> [Information supplied]:
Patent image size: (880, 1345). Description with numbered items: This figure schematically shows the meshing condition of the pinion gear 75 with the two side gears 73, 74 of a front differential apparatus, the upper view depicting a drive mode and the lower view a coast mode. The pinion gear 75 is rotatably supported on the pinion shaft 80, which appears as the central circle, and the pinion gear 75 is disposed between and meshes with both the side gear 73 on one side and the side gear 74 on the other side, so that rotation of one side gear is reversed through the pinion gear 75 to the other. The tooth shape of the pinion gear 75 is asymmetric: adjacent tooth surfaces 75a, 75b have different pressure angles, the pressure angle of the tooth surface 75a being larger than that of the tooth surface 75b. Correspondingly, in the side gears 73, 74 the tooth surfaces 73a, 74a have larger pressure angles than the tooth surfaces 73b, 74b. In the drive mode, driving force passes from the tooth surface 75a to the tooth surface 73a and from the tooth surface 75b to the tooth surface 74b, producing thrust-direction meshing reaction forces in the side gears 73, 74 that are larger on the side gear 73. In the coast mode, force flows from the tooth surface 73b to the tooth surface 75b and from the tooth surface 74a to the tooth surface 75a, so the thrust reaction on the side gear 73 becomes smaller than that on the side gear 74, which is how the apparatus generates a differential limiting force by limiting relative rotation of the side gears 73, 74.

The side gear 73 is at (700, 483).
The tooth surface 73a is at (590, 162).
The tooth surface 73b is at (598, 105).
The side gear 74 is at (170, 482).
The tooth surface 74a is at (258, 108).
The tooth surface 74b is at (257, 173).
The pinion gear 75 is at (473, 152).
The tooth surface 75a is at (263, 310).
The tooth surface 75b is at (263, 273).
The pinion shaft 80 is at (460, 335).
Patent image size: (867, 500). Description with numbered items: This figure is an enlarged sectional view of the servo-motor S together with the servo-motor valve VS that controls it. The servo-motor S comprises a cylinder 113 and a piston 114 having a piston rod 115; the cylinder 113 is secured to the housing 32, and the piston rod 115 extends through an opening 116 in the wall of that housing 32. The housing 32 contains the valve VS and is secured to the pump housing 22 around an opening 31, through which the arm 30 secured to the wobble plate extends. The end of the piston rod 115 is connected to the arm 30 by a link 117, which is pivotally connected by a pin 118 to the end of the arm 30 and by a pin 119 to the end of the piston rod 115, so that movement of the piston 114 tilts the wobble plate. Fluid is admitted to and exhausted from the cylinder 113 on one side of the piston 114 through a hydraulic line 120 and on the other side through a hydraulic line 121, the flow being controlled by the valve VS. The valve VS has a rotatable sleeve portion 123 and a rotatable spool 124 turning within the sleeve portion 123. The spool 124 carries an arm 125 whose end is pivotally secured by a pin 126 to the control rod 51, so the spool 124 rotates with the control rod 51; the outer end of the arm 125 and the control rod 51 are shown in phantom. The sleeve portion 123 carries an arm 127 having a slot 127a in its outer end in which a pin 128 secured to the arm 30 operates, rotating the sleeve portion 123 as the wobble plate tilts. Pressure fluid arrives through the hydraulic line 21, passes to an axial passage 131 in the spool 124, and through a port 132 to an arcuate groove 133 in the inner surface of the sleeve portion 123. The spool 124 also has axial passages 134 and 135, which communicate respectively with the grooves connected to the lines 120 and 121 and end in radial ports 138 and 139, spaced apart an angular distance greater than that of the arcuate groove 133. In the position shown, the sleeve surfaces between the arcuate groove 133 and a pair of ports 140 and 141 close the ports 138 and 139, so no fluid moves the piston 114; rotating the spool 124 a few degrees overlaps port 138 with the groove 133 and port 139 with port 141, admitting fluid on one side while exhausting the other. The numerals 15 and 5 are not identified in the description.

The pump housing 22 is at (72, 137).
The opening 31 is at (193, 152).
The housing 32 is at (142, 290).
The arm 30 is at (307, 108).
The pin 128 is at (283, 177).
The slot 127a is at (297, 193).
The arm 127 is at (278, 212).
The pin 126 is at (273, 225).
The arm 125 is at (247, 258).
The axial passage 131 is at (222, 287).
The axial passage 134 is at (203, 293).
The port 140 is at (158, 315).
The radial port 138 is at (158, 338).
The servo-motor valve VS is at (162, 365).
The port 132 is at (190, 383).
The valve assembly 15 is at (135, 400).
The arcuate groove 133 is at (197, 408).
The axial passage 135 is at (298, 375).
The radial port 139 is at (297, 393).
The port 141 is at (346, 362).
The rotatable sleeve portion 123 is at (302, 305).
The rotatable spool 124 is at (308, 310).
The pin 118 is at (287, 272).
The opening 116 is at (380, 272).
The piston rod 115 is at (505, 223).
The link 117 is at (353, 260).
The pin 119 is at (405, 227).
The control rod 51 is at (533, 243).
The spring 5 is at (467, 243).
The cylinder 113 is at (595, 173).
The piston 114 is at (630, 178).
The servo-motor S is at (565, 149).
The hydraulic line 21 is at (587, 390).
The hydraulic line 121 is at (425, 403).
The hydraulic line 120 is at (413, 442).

> [Brief]: Could you return, unchanged, every line of the listing from its very first line through the line containing "The pinion shaft 80 is at (460, 335).", with both of those lines included?

> [Answer below]:
Patent image size: (880, 1345). Description with numbered items: This figure schematically shows the meshing condition of the pinion gear 75 with the two side gears 73, 74 of a front differential apparatus, the upper view depicting a drive mode and the lower view a coast mode. The pinion gear 75 is rotatably supported on the pinion shaft 80, which appears as the central circle, and the pinion gear 75 is disposed between and meshes with both the side gear 73 on one side and the side gear 74 on the other side, so that rotation of one side gear is reversed through the pinion gear 75 to the other. The tooth shape of the pinion gear 75 is asymmetric: adjacent tooth surfaces 75a, 75b have different pressure angles, the pressure angle of the tooth surface 75a being larger than that of the tooth surface 75b. Correspondingly, in the side gears 73, 74 the tooth surfaces 73a, 74a have larger pressure angles than the tooth surfaces 73b, 74b. In the drive mode, driving force passes from the tooth surface 75a to the tooth surface 73a and from the tooth surface 75b to the tooth surface 74b, producing thrust-direction meshing reaction forces in the side gears 73, 74 that are larger on the side gear 73. In the coast mode, force flows from the tooth surface 73b to the tooth surface 75b and from the tooth surface 74a to the tooth surface 75a, so the thrust reaction on the side gear 73 becomes smaller than that on the side gear 74, which is how the apparatus generates a differential limiting force by limiting relative rotation of the side gears 73, 74.

The side gear 73 is at (700, 483).
The tooth surface 73a is at (590, 162).
The tooth surface 73b is at (598, 105).
The side gear 74 is at (170, 482).
The tooth surface 74a is at (258, 108).
The tooth surface 74b is at (257, 173).
The pinion gear 75 is at (473, 152).
The tooth surface 75a is at (263, 310).
The tooth surface 75b is at (263, 273).
The pinion shaft 80 is at (460, 335).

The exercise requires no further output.